Showing posts with label Graffinity. Show all posts
Showing posts with label Graffinity. Show all posts

29 November 2010

More techniques: NovAliX and Graffinity combine MS and SPR

We’ve written previously about Graffinity, which uses surface plasmon resonance (SPR) to find fragments, and NovAliX, which initially focused on mass spectrometry. The two companies have been collaborating since last year, and this has apparently been a fruitful partnership: this month NovAlix acquired a majority ownership stake in Graffinity (click here for press release). Earlier this year NovAlix also purchased an NMR-focused company, and they have already added crystallography expertise. Finding fragments effectively requires using a range of orthogonal technologies, and this latest move gives NovAlix a full suite of biophysical techniques.

15 February 2010

Surface Plasmon Resonance (SPR)

Fragment-based drug discovery took off with NMR in the 1990s and went mainstream with X-ray crystallography in the 2000s. Now surface plasmon resonance (SPR) is becoming increasingly popular as a primary means of identifying hits. The technique has been mentioned more than a dozen times on Practical Fragments, but we’ve never devoted an entire post to it until now.

This post follows up on two recent publications. The first is an excellent summary of SPR by our friends at FBDD-Lit. Peter Kenny gives an overview of the technique and reports on a workshop given by SPR mavens Dave Myszka and Rebecca Rich. He also covers some of the seminal papers in the field.

The second report is in the brand new journal ACS Medicinal Chemistry Letters. In it, Iva Navratilova and Andrew Hopkins of the University of Dundee provide practical advice on using SPR for fragment-screening.

The authors describe their work on using SPR to identify fragments that bind to carbonic anhydrase II, a popular target for proof-of-concept studies. They screened a library of 656 fragments with molecular weights between 94 to 341 Da, with an average of 187 Da, or about 13 non-hydrogen atoms. The entire screen, which was done at three concentrations (16.6, 50, and 150 micromolar) took 4 weeks from assay development to hit confirmation on a Biacore T100, and consumed a total of 27 micrograms of protein.

Importantly, Navratilova and Hopkins were keenly aware of the potential for false positives or nonspecific binders (of which there were 230 at the highest concentration!) One way they controlled for such artifacts was to include an unrelated reference protein; data could be corrected by subtracting the response to the reference protein from the response to the target protein. Another analytical method to reduce the number of false positives was to only consider compounds that exceeded a minimum threshold for ligand efficiency (a metric invented by Hopkins and co-workers), a decision justified here given the often high affinities observed for carbonic anhydrase inhibitors. After these filters, an examination of the stoichiometry of binding revealed a dozen specific binders and four non-specific binders, a hit rate of 1.8%.

My one reservation with this paper is that carbonic anhydrase is a particularly easy test case, unlikely to fairly represent many of targets that people screen. Indeed, the confirmed hits (all of which contain sulfonamides), have affinities from 0.13 to 14 micromolar – far better than a typical fragment screen, and comparable to many HTS screens. Still, the tools and analyses described should apply to more challenging targets.

______

TASK ITEM A:
Retype the blog page word for word, starting at "The second report" and ending at "SPR for fragment-screening.".
TASK ITEM B:
According to the blog page, how many fragments did Navratilova and Hopkins screen against carbonic anhydrase II?
The data that comes next has no connection to the blog page.

______

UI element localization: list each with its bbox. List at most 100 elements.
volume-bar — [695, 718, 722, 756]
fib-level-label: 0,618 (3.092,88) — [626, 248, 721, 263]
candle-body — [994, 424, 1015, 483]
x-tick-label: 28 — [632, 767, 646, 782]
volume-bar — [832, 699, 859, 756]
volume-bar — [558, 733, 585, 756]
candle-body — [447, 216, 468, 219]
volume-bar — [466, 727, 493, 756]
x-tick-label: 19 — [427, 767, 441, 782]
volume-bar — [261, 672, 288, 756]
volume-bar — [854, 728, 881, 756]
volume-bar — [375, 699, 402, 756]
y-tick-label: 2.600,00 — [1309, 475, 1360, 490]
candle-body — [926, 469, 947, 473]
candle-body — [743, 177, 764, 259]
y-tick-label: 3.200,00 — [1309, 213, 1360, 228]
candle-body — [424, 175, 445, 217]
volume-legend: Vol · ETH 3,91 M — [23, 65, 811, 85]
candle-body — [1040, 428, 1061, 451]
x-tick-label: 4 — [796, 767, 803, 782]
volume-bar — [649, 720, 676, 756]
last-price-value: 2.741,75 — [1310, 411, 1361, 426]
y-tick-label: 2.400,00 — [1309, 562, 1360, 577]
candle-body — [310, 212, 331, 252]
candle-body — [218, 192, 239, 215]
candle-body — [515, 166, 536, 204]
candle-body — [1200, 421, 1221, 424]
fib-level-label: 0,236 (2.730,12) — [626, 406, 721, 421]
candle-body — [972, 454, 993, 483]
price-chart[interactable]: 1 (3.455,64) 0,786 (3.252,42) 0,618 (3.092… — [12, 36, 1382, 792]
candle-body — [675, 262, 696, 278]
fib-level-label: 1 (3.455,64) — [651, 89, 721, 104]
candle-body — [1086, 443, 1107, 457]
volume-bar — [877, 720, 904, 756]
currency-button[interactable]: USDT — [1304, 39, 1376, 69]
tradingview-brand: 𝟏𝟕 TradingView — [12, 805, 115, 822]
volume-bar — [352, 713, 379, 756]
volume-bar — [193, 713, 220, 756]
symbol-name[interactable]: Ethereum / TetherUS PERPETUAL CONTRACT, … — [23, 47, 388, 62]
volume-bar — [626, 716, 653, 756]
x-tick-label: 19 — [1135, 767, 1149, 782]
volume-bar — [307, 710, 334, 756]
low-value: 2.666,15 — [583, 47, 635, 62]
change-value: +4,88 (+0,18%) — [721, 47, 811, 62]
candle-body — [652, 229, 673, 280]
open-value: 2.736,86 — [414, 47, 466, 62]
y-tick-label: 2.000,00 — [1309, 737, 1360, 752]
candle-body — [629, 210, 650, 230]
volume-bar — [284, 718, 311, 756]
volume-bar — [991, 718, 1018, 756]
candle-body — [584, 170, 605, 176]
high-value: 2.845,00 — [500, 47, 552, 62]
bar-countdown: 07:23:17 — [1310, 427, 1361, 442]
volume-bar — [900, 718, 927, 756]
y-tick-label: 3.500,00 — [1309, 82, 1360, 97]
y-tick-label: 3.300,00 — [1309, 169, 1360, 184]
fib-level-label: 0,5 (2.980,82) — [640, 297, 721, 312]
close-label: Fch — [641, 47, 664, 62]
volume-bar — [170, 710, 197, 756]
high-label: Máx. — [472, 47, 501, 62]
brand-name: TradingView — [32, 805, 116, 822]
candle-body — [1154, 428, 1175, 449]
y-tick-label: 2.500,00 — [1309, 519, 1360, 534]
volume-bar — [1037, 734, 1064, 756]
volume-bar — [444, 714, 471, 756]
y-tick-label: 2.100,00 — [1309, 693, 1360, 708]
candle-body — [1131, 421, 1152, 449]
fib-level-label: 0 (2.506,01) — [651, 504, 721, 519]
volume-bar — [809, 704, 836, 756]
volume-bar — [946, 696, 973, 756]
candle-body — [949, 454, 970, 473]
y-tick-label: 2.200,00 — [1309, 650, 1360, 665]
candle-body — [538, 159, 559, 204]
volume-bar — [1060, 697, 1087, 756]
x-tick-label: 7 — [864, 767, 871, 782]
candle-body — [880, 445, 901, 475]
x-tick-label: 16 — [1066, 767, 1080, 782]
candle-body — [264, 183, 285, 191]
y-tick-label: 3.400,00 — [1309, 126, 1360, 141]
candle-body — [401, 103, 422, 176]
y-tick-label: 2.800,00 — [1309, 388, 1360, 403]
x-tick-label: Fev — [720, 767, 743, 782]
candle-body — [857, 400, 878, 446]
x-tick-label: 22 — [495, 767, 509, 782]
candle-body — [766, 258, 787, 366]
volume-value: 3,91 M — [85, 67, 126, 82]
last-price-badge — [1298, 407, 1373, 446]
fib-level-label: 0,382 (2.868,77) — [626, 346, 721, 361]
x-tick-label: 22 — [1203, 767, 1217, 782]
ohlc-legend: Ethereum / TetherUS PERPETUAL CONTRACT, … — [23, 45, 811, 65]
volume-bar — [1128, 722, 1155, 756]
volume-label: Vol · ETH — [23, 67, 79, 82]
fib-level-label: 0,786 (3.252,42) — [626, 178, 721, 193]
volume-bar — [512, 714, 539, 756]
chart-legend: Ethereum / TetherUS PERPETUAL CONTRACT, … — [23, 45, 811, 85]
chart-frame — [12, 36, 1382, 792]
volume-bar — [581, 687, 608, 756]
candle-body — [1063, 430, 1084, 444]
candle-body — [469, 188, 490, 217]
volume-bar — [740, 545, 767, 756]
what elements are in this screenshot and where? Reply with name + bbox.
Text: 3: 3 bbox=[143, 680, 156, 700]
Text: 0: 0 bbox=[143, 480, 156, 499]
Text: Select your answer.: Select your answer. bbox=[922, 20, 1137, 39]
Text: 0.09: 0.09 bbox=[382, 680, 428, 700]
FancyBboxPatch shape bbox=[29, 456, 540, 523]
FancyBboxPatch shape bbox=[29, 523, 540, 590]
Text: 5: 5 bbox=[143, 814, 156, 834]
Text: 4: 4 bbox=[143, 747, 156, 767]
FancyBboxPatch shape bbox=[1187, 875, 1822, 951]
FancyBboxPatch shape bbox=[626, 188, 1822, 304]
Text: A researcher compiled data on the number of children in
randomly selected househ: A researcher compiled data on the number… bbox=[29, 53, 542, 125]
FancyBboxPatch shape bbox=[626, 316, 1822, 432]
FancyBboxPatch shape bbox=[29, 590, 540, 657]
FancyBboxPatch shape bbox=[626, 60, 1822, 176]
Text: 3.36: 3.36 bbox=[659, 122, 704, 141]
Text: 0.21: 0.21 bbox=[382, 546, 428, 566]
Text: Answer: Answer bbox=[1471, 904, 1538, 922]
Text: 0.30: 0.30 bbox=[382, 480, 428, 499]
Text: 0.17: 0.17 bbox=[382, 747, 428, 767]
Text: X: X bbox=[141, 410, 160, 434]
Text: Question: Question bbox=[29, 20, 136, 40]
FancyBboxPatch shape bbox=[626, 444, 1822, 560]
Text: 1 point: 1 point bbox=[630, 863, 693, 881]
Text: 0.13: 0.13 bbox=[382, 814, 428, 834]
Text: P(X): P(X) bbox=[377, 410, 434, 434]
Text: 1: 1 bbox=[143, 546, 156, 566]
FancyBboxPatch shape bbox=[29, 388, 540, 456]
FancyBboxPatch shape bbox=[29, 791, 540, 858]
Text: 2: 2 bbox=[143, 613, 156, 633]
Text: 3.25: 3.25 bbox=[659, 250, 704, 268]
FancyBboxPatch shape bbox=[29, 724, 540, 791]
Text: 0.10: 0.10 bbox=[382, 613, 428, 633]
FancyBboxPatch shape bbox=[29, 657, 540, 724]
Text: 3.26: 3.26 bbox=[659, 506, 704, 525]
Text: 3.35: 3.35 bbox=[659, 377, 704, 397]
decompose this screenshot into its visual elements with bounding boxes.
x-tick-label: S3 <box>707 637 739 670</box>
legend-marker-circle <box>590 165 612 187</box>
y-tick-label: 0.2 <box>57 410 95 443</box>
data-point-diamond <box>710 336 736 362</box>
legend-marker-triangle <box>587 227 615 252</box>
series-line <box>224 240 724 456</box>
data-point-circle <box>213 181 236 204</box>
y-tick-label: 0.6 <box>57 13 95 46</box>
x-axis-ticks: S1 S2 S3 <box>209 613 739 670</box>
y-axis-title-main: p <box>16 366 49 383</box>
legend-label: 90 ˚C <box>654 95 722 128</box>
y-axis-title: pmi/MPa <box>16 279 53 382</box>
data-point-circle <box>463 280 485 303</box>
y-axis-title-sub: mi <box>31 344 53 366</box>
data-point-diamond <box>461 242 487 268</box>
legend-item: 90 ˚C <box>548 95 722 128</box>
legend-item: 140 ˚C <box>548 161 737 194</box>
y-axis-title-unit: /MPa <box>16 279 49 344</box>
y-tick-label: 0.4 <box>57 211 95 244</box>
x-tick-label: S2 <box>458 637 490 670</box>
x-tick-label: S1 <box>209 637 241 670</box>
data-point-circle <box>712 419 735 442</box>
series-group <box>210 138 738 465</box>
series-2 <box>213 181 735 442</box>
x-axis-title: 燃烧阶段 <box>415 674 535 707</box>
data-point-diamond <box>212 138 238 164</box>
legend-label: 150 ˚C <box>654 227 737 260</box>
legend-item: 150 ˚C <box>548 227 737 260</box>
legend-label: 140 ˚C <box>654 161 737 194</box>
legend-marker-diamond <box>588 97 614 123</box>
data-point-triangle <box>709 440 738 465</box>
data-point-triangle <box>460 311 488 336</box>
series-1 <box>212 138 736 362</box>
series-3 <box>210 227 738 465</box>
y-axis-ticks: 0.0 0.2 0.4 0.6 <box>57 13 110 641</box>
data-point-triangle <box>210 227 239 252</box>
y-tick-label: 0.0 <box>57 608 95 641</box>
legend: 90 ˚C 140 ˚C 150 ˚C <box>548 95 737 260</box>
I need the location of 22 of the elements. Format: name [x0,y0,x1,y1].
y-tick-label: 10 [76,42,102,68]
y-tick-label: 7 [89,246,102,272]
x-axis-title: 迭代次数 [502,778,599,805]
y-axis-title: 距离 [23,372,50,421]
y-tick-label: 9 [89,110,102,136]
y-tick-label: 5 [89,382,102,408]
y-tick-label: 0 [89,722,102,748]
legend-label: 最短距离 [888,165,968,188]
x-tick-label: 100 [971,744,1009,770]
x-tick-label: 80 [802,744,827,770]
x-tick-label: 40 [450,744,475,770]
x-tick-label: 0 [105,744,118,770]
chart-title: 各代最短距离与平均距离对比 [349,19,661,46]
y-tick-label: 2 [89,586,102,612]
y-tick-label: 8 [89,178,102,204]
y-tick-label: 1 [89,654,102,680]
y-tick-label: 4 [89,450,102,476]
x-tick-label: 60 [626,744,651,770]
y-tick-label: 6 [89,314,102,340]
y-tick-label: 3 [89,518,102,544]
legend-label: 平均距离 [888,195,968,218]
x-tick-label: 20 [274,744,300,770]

______

YOUR SOLUTION A:
The second report is in the brand new journal ACS Medicinal Chemistry Letters. In it, Iva Navratilova and Andrew Hopkins of the University of Dundee provide practical advice on using SPR for fragment-screening.

YOUR SOLUTION B:
656 fragments.